[Begin]
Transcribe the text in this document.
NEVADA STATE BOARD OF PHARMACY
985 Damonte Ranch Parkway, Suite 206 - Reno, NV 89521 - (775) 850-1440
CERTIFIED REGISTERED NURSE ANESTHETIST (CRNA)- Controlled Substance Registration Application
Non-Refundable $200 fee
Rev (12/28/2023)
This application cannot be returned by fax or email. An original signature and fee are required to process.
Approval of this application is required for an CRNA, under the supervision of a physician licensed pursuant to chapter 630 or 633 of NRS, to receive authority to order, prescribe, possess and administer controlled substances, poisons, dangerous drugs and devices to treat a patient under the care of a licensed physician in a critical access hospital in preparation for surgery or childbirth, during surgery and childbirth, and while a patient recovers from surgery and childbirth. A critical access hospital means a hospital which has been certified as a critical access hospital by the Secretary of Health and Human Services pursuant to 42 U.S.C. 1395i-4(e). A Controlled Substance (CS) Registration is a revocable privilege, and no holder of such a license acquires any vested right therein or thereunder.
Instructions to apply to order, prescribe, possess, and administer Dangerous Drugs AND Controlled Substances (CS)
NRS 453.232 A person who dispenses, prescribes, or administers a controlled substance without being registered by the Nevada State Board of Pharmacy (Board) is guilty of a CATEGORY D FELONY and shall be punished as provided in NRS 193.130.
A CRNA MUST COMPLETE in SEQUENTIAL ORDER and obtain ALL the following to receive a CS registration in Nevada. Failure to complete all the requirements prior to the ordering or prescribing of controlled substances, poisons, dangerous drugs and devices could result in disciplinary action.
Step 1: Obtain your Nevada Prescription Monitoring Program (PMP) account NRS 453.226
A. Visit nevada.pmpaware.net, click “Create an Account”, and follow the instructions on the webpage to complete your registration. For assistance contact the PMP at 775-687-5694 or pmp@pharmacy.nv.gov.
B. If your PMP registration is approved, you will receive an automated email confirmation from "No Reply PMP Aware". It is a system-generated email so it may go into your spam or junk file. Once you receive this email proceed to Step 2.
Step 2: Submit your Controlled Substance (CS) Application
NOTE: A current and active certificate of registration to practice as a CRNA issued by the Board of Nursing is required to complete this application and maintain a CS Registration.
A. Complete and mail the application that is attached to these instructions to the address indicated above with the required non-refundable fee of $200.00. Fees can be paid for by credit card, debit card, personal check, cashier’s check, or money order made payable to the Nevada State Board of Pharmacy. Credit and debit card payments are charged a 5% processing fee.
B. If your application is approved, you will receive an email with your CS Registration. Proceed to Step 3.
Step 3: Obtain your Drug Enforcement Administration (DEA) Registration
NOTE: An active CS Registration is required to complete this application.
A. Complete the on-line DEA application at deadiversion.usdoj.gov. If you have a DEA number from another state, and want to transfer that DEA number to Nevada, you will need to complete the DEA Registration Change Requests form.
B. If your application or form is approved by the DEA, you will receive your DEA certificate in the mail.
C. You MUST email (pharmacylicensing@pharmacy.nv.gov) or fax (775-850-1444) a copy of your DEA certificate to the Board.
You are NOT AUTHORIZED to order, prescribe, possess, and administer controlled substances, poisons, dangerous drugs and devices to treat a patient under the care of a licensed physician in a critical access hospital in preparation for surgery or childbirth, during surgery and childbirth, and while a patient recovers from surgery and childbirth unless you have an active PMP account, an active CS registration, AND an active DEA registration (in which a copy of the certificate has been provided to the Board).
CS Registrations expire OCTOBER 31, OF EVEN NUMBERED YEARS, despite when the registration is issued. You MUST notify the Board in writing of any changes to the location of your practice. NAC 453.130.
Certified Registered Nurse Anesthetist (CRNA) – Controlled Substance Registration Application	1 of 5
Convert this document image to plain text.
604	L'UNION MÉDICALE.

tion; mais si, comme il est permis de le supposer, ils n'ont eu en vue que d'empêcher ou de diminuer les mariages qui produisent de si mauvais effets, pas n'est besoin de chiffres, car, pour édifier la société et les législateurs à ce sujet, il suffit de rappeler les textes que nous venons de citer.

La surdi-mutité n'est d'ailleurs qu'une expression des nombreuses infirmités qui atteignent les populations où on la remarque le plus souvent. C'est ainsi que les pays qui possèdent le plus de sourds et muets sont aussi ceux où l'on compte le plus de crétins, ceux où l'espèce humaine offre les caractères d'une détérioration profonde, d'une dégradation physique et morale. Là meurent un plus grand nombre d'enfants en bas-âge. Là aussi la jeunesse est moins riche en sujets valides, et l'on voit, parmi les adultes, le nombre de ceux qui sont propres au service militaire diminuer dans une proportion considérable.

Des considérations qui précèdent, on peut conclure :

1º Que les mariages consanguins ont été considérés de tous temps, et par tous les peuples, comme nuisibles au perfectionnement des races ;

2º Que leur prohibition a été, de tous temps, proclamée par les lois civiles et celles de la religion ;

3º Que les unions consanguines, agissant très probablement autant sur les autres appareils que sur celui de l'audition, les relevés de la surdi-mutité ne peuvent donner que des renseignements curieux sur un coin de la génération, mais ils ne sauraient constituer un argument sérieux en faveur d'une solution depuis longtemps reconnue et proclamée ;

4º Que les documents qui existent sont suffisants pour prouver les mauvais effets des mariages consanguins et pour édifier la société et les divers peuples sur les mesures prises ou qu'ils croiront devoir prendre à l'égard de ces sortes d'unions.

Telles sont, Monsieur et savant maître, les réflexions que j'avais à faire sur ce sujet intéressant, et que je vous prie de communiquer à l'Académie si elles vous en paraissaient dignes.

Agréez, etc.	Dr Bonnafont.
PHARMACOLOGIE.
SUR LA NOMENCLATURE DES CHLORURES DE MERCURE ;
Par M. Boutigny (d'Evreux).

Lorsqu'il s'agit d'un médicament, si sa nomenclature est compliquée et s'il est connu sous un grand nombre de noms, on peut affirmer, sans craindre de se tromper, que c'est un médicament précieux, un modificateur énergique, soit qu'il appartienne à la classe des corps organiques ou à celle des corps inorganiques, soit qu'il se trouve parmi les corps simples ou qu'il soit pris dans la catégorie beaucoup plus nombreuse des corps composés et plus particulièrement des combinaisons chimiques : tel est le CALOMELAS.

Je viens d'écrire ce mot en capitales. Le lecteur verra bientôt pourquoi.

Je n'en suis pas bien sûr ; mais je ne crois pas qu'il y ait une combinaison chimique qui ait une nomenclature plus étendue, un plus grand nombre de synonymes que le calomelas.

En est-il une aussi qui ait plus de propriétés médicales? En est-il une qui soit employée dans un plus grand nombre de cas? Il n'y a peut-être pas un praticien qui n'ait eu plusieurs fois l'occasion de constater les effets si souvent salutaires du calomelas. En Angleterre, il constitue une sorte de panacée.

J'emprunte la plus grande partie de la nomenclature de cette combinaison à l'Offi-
[End]
■ Do this: Scan the lines for the string "NOTE". Pick out every line that has it.

■ Right answer:
NOTE: A current and active certificate of registration to practice as a CRNA issued by the Board of Nursing is required to complete this application and maintain a CS Registration.
NOTE: An active CS Registration is required to complete this application.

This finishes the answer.